**To be done:** Gather from the material every line that contains the string "want".

**Data lines:**
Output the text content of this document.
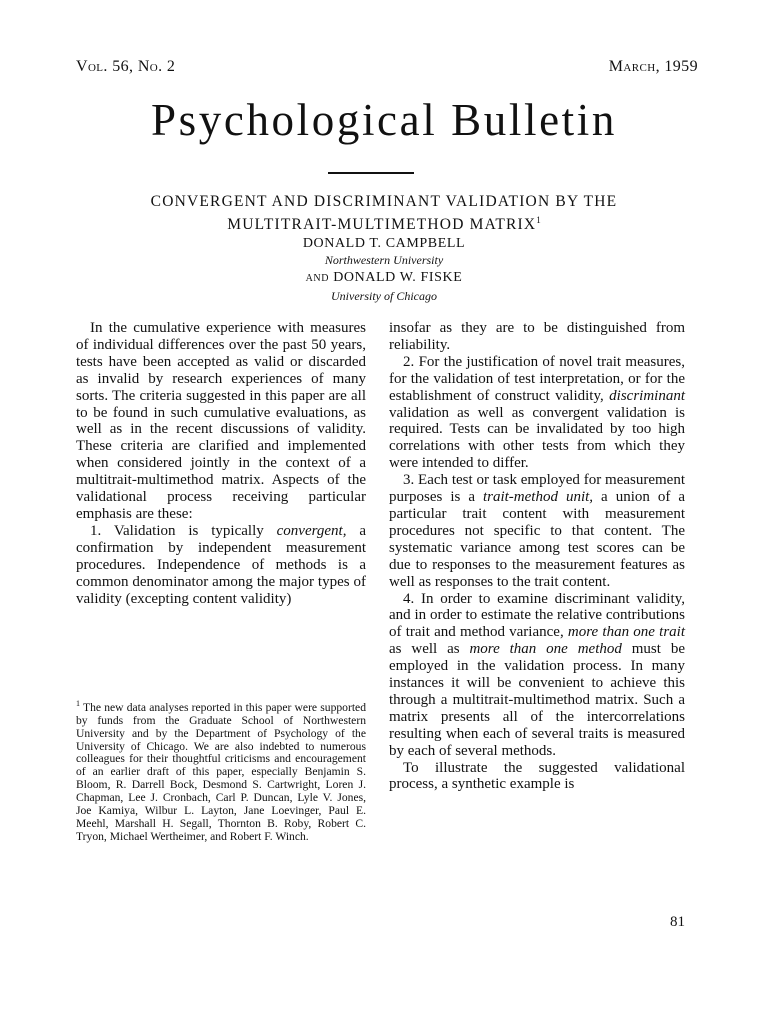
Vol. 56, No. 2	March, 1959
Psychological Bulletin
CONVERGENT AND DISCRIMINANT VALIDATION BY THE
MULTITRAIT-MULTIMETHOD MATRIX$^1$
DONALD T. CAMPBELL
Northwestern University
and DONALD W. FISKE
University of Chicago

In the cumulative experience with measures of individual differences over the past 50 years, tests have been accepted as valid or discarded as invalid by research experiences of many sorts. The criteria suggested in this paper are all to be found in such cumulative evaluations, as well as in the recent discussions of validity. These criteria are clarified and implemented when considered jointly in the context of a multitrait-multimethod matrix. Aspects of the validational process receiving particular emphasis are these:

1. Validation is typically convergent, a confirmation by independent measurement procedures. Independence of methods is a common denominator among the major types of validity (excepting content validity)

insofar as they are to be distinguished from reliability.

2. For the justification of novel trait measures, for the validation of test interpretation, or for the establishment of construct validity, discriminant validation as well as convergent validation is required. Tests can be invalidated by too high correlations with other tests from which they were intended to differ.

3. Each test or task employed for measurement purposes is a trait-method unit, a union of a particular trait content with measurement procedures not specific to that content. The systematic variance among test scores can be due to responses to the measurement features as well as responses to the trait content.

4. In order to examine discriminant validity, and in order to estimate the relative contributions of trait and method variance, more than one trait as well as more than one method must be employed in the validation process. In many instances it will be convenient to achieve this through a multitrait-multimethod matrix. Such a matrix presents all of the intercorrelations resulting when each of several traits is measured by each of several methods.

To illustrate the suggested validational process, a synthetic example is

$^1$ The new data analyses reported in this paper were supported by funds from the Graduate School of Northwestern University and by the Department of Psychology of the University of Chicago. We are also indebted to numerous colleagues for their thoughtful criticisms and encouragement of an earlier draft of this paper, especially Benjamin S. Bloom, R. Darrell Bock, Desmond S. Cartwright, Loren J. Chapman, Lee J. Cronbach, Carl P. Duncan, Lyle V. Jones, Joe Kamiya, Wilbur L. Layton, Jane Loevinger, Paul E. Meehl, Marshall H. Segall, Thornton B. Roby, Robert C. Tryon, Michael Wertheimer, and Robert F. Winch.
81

==

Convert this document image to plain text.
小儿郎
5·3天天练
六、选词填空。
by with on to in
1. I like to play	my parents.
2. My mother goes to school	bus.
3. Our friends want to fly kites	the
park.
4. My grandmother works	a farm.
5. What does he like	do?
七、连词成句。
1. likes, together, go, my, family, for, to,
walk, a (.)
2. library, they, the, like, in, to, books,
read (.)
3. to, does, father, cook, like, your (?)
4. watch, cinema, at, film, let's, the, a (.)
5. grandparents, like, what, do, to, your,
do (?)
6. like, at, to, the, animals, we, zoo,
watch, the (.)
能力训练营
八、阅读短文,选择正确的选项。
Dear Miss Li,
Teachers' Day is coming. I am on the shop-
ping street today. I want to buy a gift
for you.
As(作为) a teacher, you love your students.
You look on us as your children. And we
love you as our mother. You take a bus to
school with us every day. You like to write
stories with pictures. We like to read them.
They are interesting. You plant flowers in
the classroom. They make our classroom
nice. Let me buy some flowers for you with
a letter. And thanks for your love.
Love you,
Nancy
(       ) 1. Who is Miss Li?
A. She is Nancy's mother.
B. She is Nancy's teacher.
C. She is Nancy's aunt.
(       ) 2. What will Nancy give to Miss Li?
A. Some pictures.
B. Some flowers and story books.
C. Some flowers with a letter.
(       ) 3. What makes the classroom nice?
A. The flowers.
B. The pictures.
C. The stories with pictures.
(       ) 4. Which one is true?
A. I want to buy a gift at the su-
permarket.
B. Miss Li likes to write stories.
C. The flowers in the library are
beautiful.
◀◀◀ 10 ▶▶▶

**Answer:**
3. Our friends want to fly kites	the
ping street today. I want to buy a gift
A. I want to buy a gift at the su-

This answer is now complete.